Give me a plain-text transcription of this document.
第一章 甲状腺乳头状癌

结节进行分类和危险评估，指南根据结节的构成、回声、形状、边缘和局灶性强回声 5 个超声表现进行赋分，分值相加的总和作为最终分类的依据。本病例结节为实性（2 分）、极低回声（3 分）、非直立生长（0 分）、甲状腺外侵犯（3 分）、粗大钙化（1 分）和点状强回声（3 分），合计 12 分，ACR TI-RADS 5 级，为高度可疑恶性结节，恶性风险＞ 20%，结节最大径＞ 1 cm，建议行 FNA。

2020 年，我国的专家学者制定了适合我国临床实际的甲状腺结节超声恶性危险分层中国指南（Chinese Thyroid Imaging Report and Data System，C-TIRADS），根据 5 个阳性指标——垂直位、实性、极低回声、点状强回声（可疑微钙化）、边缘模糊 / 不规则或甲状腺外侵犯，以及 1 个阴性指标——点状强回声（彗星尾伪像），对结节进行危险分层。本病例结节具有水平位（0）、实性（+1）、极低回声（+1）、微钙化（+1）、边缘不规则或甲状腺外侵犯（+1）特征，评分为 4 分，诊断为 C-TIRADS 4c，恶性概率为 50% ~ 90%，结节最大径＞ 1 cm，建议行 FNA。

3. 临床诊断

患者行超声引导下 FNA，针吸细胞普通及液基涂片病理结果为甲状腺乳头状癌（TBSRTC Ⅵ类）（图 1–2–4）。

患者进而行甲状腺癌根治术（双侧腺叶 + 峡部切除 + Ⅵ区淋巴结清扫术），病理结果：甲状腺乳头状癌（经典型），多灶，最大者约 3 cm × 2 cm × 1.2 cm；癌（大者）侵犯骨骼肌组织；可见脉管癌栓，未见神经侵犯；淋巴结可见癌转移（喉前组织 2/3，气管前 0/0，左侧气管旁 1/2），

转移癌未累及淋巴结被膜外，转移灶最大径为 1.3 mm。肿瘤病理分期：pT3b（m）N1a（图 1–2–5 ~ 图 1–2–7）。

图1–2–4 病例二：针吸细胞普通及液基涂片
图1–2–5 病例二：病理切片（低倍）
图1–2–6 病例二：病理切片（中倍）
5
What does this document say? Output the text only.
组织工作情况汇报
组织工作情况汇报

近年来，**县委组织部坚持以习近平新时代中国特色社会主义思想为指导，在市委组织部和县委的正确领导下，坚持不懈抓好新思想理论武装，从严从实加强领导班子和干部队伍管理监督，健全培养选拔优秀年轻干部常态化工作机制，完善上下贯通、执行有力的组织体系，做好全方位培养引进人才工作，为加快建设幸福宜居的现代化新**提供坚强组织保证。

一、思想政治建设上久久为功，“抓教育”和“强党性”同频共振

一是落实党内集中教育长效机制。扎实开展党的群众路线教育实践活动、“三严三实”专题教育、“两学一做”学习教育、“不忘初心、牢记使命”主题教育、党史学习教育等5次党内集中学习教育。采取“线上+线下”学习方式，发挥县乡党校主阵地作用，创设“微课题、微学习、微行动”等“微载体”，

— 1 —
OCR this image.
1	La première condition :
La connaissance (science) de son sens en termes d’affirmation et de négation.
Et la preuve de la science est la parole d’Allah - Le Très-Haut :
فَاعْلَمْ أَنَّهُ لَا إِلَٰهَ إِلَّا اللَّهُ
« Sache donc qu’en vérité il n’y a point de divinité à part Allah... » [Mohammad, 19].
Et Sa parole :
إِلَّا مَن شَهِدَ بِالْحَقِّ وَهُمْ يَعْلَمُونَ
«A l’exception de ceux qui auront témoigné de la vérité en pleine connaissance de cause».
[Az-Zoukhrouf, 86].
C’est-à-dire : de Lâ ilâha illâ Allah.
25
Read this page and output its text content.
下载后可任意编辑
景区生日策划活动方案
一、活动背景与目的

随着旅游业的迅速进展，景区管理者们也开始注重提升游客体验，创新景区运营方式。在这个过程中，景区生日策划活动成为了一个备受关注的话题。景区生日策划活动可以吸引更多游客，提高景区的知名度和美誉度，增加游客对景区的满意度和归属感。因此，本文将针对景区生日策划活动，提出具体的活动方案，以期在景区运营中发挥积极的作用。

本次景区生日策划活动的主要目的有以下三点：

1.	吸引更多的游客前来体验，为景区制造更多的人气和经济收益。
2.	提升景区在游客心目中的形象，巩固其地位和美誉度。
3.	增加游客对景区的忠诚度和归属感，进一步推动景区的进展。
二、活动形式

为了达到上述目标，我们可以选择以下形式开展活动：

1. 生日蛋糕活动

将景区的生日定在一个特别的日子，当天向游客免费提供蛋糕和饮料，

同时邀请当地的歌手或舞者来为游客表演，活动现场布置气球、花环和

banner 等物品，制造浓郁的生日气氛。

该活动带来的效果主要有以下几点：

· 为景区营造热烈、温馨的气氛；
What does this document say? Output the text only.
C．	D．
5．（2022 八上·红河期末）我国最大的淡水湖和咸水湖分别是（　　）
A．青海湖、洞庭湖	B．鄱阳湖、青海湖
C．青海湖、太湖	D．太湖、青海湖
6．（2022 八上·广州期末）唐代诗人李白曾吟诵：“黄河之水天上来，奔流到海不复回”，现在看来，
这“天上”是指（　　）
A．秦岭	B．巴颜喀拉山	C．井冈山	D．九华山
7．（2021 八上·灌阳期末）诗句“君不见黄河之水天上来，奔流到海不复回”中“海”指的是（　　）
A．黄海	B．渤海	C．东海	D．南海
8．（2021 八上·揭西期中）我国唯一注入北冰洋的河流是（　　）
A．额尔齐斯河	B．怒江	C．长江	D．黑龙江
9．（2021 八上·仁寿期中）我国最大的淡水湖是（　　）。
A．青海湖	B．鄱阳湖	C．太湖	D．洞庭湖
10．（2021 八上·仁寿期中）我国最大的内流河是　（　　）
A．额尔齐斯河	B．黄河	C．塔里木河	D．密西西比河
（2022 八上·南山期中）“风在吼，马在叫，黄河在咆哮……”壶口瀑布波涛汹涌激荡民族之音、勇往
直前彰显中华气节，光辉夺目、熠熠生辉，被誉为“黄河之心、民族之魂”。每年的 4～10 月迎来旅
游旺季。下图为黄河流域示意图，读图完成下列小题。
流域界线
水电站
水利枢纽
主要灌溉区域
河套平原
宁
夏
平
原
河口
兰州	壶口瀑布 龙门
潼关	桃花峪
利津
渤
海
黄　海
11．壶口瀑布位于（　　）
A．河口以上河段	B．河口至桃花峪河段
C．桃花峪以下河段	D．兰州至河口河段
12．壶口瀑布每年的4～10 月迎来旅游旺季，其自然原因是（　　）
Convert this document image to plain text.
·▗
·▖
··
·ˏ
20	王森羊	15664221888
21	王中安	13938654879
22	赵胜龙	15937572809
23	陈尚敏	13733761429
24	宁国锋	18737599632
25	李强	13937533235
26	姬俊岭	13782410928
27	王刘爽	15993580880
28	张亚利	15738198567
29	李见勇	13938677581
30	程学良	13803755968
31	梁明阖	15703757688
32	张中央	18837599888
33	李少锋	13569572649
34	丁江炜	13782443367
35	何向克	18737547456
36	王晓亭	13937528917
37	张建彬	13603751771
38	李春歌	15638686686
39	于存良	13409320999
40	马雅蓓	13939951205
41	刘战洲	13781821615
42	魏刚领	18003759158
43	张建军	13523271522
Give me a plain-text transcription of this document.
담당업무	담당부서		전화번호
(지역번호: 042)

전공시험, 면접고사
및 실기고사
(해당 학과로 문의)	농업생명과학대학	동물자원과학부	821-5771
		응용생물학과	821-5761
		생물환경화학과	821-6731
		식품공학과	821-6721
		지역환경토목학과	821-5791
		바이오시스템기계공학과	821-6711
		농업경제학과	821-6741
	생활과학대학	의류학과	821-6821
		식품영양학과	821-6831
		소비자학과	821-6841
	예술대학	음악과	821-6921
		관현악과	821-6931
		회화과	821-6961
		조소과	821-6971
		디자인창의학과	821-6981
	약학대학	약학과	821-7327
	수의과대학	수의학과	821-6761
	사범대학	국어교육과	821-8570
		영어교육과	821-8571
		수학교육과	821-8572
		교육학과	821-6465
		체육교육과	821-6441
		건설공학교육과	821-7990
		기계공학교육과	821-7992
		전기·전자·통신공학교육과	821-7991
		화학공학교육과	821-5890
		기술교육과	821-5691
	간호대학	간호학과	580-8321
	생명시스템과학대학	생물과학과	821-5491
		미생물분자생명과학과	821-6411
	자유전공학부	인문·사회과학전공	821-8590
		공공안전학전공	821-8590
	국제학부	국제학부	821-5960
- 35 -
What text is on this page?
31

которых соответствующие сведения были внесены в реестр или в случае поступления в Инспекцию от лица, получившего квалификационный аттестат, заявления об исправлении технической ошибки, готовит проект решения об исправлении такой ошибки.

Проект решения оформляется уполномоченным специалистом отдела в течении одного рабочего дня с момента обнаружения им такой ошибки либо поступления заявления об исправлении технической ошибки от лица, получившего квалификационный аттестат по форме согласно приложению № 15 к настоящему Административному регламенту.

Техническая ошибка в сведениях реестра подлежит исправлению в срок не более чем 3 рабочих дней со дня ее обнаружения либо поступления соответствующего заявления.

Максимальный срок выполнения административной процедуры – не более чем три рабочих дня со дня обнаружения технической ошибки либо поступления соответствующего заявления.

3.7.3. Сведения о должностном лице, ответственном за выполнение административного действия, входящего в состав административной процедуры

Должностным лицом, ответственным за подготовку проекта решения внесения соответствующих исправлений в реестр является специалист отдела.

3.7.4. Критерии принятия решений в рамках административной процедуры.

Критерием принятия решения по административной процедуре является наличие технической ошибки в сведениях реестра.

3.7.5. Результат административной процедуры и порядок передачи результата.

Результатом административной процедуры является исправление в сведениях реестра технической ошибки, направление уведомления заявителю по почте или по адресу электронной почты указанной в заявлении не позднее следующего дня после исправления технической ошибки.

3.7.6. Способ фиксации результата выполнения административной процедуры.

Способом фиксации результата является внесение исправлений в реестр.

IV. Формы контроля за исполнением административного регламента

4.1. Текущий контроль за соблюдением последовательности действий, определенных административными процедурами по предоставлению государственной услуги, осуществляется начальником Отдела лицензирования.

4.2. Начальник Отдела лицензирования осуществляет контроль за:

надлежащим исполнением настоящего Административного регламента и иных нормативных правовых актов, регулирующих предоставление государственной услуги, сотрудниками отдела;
::::::
= Set problem =
Find the word "this" in the data and show each line that holds it.

= Written response =
Give me a plain-text transcription of this document.
What does this document say? Output the text only.
OCR this image.
Read this page and output its text content.
What does this document say? Output the text only.
Convert this document image to plain text.
Give me a plain-text transcription of this document.
What text is on this page?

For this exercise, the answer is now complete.